=== WHAT NEEDS TO BE DONE ===
Convert every line of the material into a JSON list of strings, with one string per line and no entries for blank lines.

=== RECORD EXTRACTS ===
________________________

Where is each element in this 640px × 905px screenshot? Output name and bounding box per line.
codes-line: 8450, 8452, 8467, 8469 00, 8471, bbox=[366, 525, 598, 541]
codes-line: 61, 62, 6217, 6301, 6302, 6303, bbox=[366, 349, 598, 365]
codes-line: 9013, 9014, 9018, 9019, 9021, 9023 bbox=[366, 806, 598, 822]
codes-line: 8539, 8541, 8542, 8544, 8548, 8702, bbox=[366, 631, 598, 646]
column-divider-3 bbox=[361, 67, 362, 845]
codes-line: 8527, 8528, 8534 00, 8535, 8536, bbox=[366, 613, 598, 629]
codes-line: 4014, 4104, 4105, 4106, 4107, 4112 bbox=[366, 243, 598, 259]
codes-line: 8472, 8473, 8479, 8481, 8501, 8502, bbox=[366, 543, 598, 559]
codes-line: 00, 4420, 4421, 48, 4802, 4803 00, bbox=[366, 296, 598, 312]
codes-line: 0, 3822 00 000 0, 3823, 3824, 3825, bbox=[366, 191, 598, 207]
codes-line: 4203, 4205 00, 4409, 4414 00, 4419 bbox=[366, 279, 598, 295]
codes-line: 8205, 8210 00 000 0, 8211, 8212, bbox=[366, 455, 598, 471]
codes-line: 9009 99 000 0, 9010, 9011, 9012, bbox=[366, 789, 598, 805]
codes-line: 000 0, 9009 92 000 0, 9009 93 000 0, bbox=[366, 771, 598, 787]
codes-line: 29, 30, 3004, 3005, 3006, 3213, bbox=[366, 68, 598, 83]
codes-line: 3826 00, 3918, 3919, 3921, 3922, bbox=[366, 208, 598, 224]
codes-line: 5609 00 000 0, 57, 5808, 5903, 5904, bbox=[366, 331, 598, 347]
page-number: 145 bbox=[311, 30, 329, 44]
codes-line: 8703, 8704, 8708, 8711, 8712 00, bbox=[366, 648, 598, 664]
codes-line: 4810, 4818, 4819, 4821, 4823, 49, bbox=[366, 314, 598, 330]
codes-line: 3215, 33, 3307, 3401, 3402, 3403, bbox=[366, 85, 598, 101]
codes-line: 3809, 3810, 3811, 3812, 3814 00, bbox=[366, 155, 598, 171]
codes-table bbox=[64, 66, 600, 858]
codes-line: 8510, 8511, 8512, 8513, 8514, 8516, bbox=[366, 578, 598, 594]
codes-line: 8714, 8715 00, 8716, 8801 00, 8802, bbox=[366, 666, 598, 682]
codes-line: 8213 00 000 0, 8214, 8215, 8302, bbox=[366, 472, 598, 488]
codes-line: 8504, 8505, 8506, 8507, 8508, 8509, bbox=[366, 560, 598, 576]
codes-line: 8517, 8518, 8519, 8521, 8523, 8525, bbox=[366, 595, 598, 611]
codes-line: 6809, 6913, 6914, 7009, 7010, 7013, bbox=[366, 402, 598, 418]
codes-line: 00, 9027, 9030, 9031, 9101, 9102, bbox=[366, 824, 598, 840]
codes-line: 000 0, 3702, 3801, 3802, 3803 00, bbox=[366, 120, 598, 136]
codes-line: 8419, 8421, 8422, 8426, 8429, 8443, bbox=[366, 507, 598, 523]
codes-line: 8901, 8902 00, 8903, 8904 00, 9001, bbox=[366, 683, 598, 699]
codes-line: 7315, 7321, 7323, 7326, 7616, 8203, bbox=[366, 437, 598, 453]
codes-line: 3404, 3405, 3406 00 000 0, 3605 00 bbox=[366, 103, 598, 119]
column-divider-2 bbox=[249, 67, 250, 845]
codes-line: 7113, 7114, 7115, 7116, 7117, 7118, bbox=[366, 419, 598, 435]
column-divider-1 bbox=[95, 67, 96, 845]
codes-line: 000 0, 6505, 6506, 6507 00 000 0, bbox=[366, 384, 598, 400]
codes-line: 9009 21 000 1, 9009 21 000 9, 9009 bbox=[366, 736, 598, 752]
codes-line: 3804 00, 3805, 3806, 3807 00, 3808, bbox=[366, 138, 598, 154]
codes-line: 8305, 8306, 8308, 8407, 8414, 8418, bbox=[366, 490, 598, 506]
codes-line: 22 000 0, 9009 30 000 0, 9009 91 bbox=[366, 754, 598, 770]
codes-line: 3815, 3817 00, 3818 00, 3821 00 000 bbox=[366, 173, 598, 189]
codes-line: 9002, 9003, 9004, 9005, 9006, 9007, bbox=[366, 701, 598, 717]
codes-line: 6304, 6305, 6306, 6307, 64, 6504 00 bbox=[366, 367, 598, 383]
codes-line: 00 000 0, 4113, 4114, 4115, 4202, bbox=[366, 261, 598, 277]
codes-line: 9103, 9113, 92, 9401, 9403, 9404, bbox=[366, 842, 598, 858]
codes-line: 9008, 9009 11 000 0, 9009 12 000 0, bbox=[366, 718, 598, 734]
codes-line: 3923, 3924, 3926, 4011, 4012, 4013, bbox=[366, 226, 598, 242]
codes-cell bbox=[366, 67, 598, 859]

________________________

=== PROBLEM SOLUTION ===
[
  "Where is each element in this 640px × 905px screenshot? Output name and bounding box per line.",
  "codes-line: 8450, 8452, 8467, 8469 00, 8471, bbox=[366, 525, 598, 541]",
  "codes-line: 61, 62, 6217, 6301, 6302, 6303, bbox=[366, 349, 598, 365]",
  "codes-line: 9013, 9014, 9018, 9019, 9021, 9023 bbox=[366, 806, 598, 822]",
  "codes-line: 8539, 8541, 8542, 8544, 8548, 8702, bbox=[366, 631, 598, 646]",
  "column-divider-3 bbox=[361, 67, 362, 845]",
  "codes-line: 8527, 8528, 8534 00, 8535, 8536, bbox=[366, 613, 598, 629]",
  "codes-line: 4014, 4104, 4105, 4106, 4107, 4112 bbox=[366, 243, 598, 259]",
  "codes-line: 8472, 8473, 8479, 8481, 8501, 8502, bbox=[366, 543, 598, 559]",
  "codes-line: 00, 4420, 4421, 48, 4802, 4803 00, bbox=[366, 296, 598, 312]",
  "codes-line: 0, 3822 00 000 0, 3823, 3824, 3825, bbox=[366, 191, 598, 207]",
  "codes-line: 4203, 4205 00, 4409, 4414 00, 4419 bbox=[366, 279, 598, 295]",
  "codes-line: 8205, 8210 00 000 0, 8211, 8212, bbox=[366, 455, 598, 471]",
  "codes-line: 9009 99 000 0, 9010, 9011, 9012, bbox=[366, 789, 598, 805]",
  "codes-line: 000 0, 9009 92 000 0, 9009 93 000 0, bbox=[366, 771, 598, 787]",
  "codes-line: 29, 30, 3004, 3005, 3006, 3213, bbox=[366, 68, 598, 83]",
  "codes-line: 3826 00, 3918, 3919, 3921, 3922, bbox=[366, 208, 598, 224]",
  "codes-line: 5609 00 000 0, 57, 5808, 5903, 5904, bbox=[366, 331, 598, 347]",
  "page-number: 145 bbox=[311, 30, 329, 44]",
  "codes-line: 8703, 8704, 8708, 8711, 8712 00, bbox=[366, 648, 598, 664]",
  "codes-line: 4810, 4818, 4819, 4821, 4823, 49, bbox=[366, 314, 598, 330]",
  "codes-line: 3215, 33, 3307, 3401, 3402, 3403, bbox=[366, 85, 598, 101]",
  "codes-line: 3809, 3810, 3811, 3812, 3814 00, bbox=[366, 155, 598, 171]",
  "codes-table bbox=[64, 66, 600, 858]",
  "codes-line: 8510, 8511, 8512, 8513, 8514, 8516, bbox=[366, 578, 598, 594]",
  "codes-line: 8714, 8715 00, 8716, 8801 00, 8802, bbox=[366, 666, 598, 682]",
  "codes-line: 8213 00 000 0, 8214, 8215, 8302, bbox=[366, 472, 598, 488]",
  "codes-line: 8504, 8505, 8506, 8507, 8508, 8509, bbox=[366, 560, 598, 576]",
  "codes-line: 8517, 8518, 8519, 8521, 8523, 8525, bbox=[366, 595, 598, 611]",
  "codes-line: 6809, 6913, 6914, 7009, 7010, 7013, bbox=[366, 402, 598, 418]",
  "codes-line: 00, 9027, 9030, 9031, 9101, 9102, bbox=[366, 824, 598, 840]",
  "codes-line: 000 0, 3702, 3801, 3802, 3803 00, bbox=[366, 120, 598, 136]",
  "codes-line: 8419, 8421, 8422, 8426, 8429, 8443, bbox=[366, 507, 598, 523]",
  "codes-line: 8901, 8902 00, 8903, 8904 00, 9001, bbox=[366, 683, 598, 699]",
  "codes-line: 7315, 7321, 7323, 7326, 7616, 8203, bbox=[366, 437, 598, 453]",
  "codes-line: 3404, 3405, 3406 00 000 0, 3605 00 bbox=[366, 103, 598, 119]",
  "column-divider-2 bbox=[249, 67, 250, 845]",
  "codes-line: 7113, 7114, 7115, 7116, 7117, 7118, bbox=[366, 419, 598, 435]",
  "column-divider-1 bbox=[95, 67, 96, 845]",
  "codes-line: 000 0, 6505, 6506, 6507 00 000 0, bbox=[366, 384, 598, 400]",
  "codes-line: 9009 21 000 1, 9009 21 000 9, 9009 bbox=[366, 736, 598, 752]",
  "codes-line: 3804 00, 3805, 3806, 3807 00, 3808, bbox=[366, 138, 598, 154]",
  "codes-line: 8305, 8306, 8308, 8407, 8414, 8418, bbox=[366, 490, 598, 506]",
  "codes-line: 22 000 0, 9009 30 000 0, 9009 91 bbox=[366, 754, 598, 770]",
  "codes-line: 3815, 3817 00, 3818 00, 3821 00 000 bbox=[366, 173, 598, 189]",
  "codes-line: 9002, 9003, 9004, 9005, 9006, 9007, bbox=[366, 701, 598, 717]",
  "codes-line: 6304, 6305, 6306, 6307, 64, 6504 00 bbox=[366, 367, 598, 383]",
  "codes-line: 00 000 0, 4113, 4114, 4115, 4202, bbox=[366, 261, 598, 277]",
  "codes-line: 9103, 9113, 92, 9401, 9403, 9404, bbox=[366, 842, 598, 858]",
  "codes-line: 9008, 9009 11 000 0, 9009 12 000 0, bbox=[366, 718, 598, 734]",
  "codes-line: 3923, 3924, 3926, 4011, 4012, 4013, bbox=[366, 226, 598, 242]",
  "codes-cell bbox=[366, 67, 598, 859]"
]